## To do
Leave the pictures out, and retype all of the material exactly as written.

## Available data
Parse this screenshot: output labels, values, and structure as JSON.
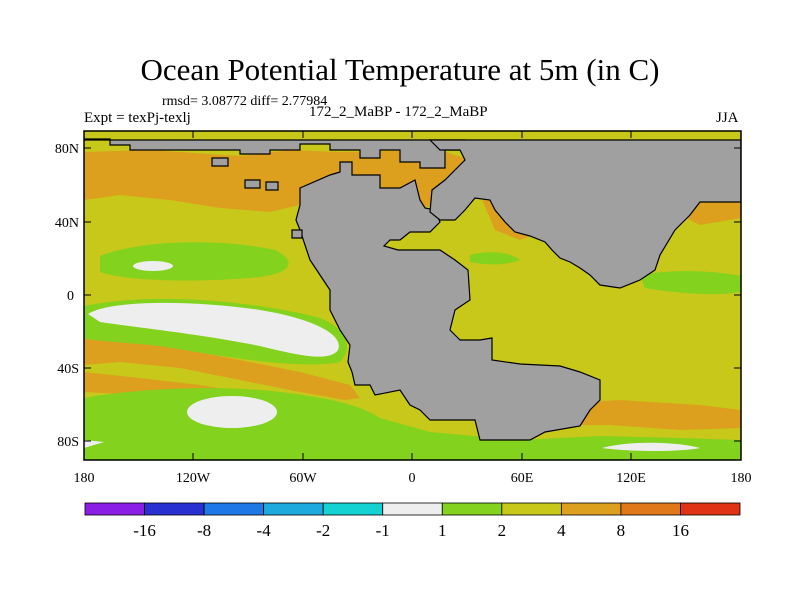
{
  "header": {
    "title": "Ocean Potential Temperature at 5m (in C)",
    "stats": "rmsd= 3.08772 diff= 2.77984",
    "left_label": "Expt = texPj-texlj",
    "center_label": "172_2_MaBP - 172_2_MaBP",
    "right_label": "JJA"
  },
  "map": {
    "lat_ticks": [
      "80N",
      "40N",
      "0",
      "40S",
      "80S"
    ],
    "lon_ticks": [
      "180",
      "120W",
      "60W",
      "0",
      "60E",
      "120E",
      "180"
    ],
    "land_color": "#a0a0a0",
    "fill_colors": {
      "bg_2_4": "#c8c81a",
      "band_4_8": "#dca01e",
      "band_8_16": "#e0781a",
      "band_1_2": "#82d21e",
      "band_neg1_1": "#eeeeee"
    }
  },
  "colorbar": {
    "colors": [
      "#8a1ee6",
      "#2830d2",
      "#1e78e6",
      "#1eaadc",
      "#14d2d2",
      "#eeeeee",
      "#82d21e",
      "#c8c81a",
      "#dca01e",
      "#e0781a",
      "#e03214"
    ],
    "labels": [
      "-16",
      "-8",
      "-4",
      "-2",
      "-1",
      "1",
      "2",
      "4",
      "8",
      "16"
    ]
  }
}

## Task response
Parse this screenshot: output labels, values, and structure as JSON.
{
  "header": {
    "title": "Ocean Potential Temperature at 5m (in C)",
    "stats": "rmsd= 3.08772 diff= 2.77984",
    "left_label": "Expt = texPj-texlj",
    "center_label": "172_2_MaBP - 172_2_MaBP",
    "right_label": "JJA"
  },
  "map": {
    "lat_ticks": [
      "80N",
      "40N",
      "0",
      "40S",
      "80S"
    ],
    "lon_ticks": [
      "180",
      "120W",
      "60W",
      "0",
      "60E",
      "120E",
      "180"
    ],
    "land_color": "#a0a0a0",
    "fill_colors": {
      "bg_2_4": "#c8c81a",
      "band_4_8": "#dca01e",
      "band_8_16": "#e0781a",
      "band_1_2": "#82d21e",
      "band_neg1_1": "#eeeeee"
    }
  },
  "colorbar": {
    "colors": [
      "#8a1ee6",
      "#2830d2",
      "#1e78e6",
      "#1eaadc",
      "#14d2d2",
      "#eeeeee",
      "#82d21e",
      "#c8c81a",
      "#dca01e",
      "#e0781a",
      "#e03214"
    ],
    "labels": [
      "-16",
      "-8",
      "-4",
      "-2",
      "-1",
      "1",
      "2",
      "4",
      "8",
      "16"
    ]
  }
}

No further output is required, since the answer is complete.